### Problem statement:
Write out the lines of the items as a numbered list, from the very first line through the line that has "radio-button[interactable] (432, 324, 446, 338)". Skip blank lines and include nothing else.

==================================================

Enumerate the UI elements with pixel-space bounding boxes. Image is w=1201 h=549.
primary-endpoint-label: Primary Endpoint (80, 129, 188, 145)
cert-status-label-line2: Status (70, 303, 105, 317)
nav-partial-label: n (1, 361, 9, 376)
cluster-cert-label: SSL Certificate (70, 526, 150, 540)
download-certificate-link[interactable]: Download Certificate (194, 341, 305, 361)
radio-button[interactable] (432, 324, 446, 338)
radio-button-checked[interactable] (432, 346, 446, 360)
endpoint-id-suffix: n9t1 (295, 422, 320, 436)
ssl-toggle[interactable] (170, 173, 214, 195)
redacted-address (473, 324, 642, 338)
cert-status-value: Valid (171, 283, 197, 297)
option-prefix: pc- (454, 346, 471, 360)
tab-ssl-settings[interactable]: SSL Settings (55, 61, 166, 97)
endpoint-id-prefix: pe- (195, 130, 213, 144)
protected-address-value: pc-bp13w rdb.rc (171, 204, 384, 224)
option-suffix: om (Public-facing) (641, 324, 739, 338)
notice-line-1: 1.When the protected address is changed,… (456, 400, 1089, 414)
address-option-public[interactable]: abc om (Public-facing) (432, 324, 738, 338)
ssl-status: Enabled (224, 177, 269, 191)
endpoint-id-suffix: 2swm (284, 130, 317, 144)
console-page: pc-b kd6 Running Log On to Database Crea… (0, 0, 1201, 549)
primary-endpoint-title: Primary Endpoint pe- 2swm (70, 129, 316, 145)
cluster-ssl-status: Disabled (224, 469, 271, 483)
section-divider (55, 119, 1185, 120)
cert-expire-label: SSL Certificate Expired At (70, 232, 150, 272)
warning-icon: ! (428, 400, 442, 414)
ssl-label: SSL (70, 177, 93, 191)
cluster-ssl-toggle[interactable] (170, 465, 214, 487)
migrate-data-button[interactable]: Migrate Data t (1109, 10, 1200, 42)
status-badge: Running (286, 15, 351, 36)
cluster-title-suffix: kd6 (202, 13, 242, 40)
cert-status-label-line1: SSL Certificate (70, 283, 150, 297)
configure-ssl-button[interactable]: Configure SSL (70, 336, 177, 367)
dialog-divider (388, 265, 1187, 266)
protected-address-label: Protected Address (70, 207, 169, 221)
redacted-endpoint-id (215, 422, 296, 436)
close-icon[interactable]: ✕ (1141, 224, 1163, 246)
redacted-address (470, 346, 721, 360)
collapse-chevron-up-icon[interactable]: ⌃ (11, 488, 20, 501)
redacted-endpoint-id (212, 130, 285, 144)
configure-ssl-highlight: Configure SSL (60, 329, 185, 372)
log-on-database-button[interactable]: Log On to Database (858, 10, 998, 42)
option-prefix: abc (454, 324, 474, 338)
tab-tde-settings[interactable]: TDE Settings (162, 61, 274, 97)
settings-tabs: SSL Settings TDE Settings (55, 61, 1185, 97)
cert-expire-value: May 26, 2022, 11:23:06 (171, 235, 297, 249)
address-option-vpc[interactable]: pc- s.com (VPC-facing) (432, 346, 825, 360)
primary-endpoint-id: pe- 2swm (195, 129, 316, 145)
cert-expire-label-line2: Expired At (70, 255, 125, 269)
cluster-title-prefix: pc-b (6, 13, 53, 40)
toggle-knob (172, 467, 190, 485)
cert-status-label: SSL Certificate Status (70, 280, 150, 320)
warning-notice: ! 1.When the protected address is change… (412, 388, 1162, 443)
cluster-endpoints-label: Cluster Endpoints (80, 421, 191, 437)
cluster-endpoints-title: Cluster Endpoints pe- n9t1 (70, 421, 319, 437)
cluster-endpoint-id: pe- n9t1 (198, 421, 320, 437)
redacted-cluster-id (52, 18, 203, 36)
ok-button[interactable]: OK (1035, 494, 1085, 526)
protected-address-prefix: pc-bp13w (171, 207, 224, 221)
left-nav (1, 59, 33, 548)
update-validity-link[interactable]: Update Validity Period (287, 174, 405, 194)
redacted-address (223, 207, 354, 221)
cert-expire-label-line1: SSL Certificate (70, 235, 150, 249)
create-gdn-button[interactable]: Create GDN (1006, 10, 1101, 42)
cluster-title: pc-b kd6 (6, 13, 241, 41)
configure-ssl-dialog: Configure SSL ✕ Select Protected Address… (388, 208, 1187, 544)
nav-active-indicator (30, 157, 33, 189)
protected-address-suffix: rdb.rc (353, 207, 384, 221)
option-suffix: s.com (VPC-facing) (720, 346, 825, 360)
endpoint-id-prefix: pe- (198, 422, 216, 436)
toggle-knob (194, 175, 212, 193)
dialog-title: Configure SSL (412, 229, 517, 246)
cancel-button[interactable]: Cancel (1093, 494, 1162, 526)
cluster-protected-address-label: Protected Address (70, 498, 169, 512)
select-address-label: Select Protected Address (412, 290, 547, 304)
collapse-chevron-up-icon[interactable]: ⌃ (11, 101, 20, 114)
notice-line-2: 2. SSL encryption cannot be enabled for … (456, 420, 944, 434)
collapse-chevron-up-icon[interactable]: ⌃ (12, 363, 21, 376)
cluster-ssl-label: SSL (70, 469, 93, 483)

==================================================

### Task response:
1. Enumerate the UI elements with pixel-space bounding boxes. Image is w=1201 h=549.
2. primary-endpoint-label: Primary Endpoint (80, 129, 188, 145)
3. cert-status-label-line2: Status (70, 303, 105, 317)
4. nav-partial-label: n (1, 361, 9, 376)
5. cluster-cert-label: SSL Certificate (70, 526, 150, 540)
6. download-certificate-link[interactable]: Download Certificate (194, 341, 305, 361)
7. radio-button[interactable] (432, 324, 446, 338)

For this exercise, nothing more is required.